Problem:
Write out all lines holding the word "Hide".

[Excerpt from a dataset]
○ ○ ○ ○ ○
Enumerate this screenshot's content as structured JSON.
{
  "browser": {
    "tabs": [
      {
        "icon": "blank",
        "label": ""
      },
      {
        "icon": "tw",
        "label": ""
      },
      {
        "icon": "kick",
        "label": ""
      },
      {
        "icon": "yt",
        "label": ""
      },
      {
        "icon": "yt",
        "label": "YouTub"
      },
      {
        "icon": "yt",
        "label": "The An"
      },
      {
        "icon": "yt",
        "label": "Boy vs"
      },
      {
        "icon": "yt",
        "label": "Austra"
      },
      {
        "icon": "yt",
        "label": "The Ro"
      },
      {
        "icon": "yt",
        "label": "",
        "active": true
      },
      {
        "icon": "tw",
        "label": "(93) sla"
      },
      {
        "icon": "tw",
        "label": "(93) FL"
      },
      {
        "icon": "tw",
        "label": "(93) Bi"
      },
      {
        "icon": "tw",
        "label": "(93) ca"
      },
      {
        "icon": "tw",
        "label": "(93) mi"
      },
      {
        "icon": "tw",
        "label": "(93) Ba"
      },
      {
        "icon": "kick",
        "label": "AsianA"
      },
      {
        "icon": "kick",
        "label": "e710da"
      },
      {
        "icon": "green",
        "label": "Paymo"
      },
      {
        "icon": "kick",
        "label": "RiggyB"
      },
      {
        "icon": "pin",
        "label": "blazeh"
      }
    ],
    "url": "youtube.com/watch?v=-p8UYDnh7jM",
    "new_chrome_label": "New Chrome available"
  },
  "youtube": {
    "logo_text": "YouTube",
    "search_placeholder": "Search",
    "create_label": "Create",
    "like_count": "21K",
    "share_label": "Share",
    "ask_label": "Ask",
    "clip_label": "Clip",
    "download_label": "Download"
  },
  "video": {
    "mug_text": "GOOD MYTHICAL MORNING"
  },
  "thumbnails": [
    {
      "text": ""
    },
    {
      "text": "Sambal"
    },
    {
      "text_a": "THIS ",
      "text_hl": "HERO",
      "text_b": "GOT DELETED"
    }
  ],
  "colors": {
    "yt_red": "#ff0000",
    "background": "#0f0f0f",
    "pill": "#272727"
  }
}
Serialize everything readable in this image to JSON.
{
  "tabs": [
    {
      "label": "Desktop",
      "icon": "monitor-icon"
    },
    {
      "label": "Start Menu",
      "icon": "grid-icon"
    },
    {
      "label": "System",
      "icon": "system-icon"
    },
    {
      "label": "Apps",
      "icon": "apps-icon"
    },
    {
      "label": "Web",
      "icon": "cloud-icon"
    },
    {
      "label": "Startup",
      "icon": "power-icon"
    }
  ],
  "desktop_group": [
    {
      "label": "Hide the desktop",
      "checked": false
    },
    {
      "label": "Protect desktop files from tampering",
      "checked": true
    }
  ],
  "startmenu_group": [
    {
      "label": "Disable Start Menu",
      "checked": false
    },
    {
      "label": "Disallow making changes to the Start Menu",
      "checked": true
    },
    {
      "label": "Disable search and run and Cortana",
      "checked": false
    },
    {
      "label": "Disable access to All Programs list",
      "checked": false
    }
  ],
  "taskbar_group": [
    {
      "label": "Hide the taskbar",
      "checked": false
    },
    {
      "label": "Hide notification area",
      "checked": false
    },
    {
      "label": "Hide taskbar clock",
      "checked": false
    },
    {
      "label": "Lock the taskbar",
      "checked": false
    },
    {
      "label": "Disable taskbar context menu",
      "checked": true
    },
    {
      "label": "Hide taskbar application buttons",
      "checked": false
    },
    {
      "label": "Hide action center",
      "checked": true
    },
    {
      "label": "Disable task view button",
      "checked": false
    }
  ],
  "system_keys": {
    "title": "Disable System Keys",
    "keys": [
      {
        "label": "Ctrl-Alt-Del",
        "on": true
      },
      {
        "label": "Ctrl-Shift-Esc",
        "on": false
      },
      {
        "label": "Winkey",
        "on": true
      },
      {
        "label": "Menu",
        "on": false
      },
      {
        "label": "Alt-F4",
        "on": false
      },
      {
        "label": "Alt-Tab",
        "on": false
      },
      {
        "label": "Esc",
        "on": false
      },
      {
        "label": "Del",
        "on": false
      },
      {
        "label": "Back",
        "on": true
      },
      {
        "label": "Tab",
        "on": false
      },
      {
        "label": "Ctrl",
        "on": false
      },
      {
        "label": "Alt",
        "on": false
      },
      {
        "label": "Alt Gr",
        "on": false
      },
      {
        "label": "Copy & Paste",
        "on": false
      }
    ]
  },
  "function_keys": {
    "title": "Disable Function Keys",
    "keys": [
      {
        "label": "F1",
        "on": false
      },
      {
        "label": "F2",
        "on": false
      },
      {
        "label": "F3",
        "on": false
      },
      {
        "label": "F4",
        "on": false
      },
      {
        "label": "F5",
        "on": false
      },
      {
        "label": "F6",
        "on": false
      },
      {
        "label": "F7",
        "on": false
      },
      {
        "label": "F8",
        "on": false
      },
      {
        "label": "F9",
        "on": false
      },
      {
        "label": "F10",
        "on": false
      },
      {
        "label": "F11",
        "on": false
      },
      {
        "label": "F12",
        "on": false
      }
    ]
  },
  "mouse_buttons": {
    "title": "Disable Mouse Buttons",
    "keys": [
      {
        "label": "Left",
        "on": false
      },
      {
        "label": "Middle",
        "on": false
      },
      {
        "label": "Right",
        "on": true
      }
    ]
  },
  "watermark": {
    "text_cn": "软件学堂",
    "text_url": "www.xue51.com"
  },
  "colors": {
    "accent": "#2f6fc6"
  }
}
○ ○ ○ ○ ○
Solution for this exercise:
      "label": "Hide the desktop",
      "label": "Hide the taskbar",
      "label": "Hide notification area",
      "label": "Hide taskbar clock",
      "label": "Hide taskbar application buttons",
      "label": "Hide action center",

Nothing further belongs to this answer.